Stored data:
****************************************
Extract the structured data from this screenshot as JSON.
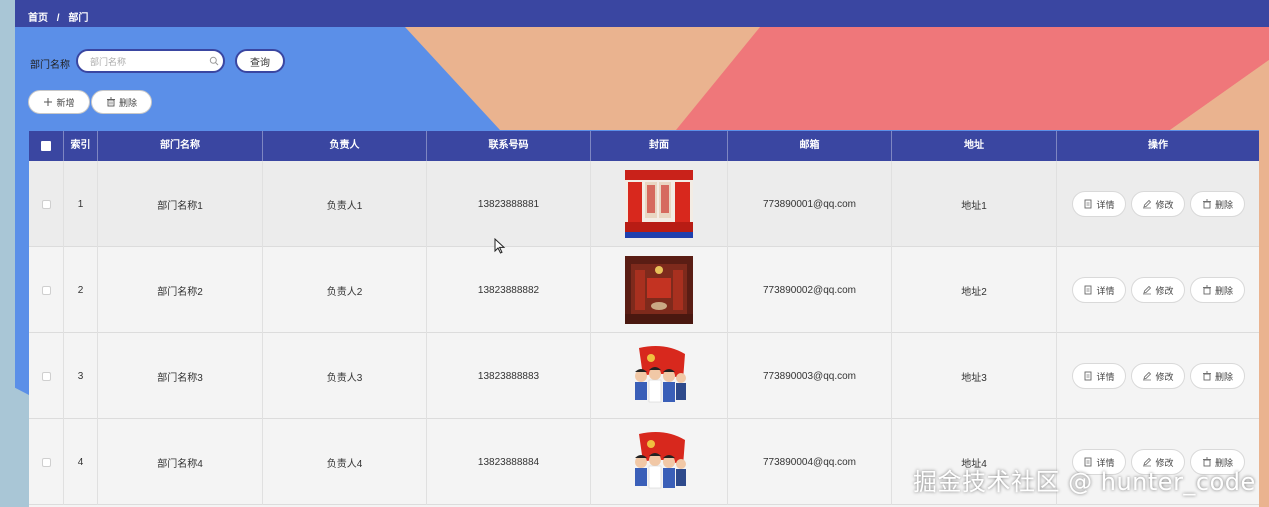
{
  "breadcrumb": {
    "home": "首页",
    "separator": "/",
    "current": "部门"
  },
  "search": {
    "label": "部门名称",
    "placeholder": "部门名称",
    "value": "",
    "button": "查询"
  },
  "toolbar": {
    "add_label": "新增",
    "delete_label": "删除"
  },
  "table": {
    "headers": {
      "index": "索引",
      "name": "部门名称",
      "leader": "负责人",
      "phone": "联系号码",
      "cover": "封面",
      "email": "邮箱",
      "address": "地址",
      "actions": "操作"
    },
    "rows": [
      {
        "index": "1",
        "name": "部门名称1",
        "leader": "负责人1",
        "phone": "13823888881",
        "email": "773890001@qq.com",
        "address": "地址1",
        "cover": "poster"
      },
      {
        "index": "2",
        "name": "部门名称2",
        "leader": "负责人2",
        "phone": "13823888882",
        "email": "773890002@qq.com",
        "address": "地址2",
        "cover": "hall"
      },
      {
        "index": "3",
        "name": "部门名称3",
        "leader": "负责人3",
        "phone": "13823888883",
        "email": "773890003@qq.com",
        "address": "地址3",
        "cover": "people-flag"
      },
      {
        "index": "4",
        "name": "部门名称4",
        "leader": "负责人4",
        "phone": "13823888884",
        "email": "773890004@qq.com",
        "address": "地址4",
        "cover": "people-flag"
      }
    ],
    "row_actions": {
      "detail": "详情",
      "edit": "修改",
      "delete": "删除"
    }
  },
  "watermark": "掘金技术社区 @ hunter_code",
  "colors": {
    "header": "#3a46a1",
    "bg_blue": "#5b8fe8",
    "bg_peach": "#eab38f",
    "bg_red": "#ef777a"
  },
  "icons": {
    "search": "search-icon",
    "add": "plus-icon",
    "delete": "trash-icon",
    "detail": "document-icon",
    "edit": "pencil-icon",
    "cursor": "mouse-cursor-icon"
  }
}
****************************************
Quote the records above exactly, leaving out any pictures.

Extract the structured data from this screenshot as JSON.
{
  "breadcrumb": {
    "home": "首页",
    "separator": "/",
    "current": "部门"
  },
  "search": {
    "label": "部门名称",
    "placeholder": "部门名称",
    "value": "",
    "button": "查询"
  },
  "toolbar": {
    "add_label": "新增",
    "delete_label": "删除"
  },
  "table": {
    "headers": {
      "index": "索引",
      "name": "部门名称",
      "leader": "负责人",
      "phone": "联系号码",
      "cover": "封面",
      "email": "邮箱",
      "address": "地址",
      "actions": "操作"
    },
    "rows": [
      {
        "index": "1",
        "name": "部门名称1",
        "leader": "负责人1",
        "phone": "13823888881",
        "email": "773890001@qq.com",
        "address": "地址1",
        "cover": "poster"
      },
      {
        "index": "2",
        "name": "部门名称2",
        "leader": "负责人2",
        "phone": "13823888882",
        "email": "773890002@qq.com",
        "address": "地址2",
        "cover": "hall"
      },
      {
        "index": "3",
        "name": "部门名称3",
        "leader": "负责人3",
        "phone": "13823888883",
        "email": "773890003@qq.com",
        "address": "地址3",
        "cover": "people-flag"
      },
      {
        "index": "4",
        "name": "部门名称4",
        "leader": "负责人4",
        "phone": "13823888884",
        "email": "773890004@qq.com",
        "address": "地址4",
        "cover": "people-flag"
      }
    ],
    "row_actions": {
      "detail": "详情",
      "edit": "修改",
      "delete": "删除"
    }
  },
  "watermark": "掘金技术社区 @ hunter_code",
  "colors": {
    "header": "#3a46a1",
    "bg_blue": "#5b8fe8",
    "bg_peach": "#eab38f",
    "bg_red": "#ef777a"
  },
  "icons": {
    "search": "search-icon",
    "add": "plus-icon",
    "delete": "trash-icon",
    "detail": "document-icon",
    "edit": "pencil-icon",
    "cursor": "mouse-cursor-icon"
  }
}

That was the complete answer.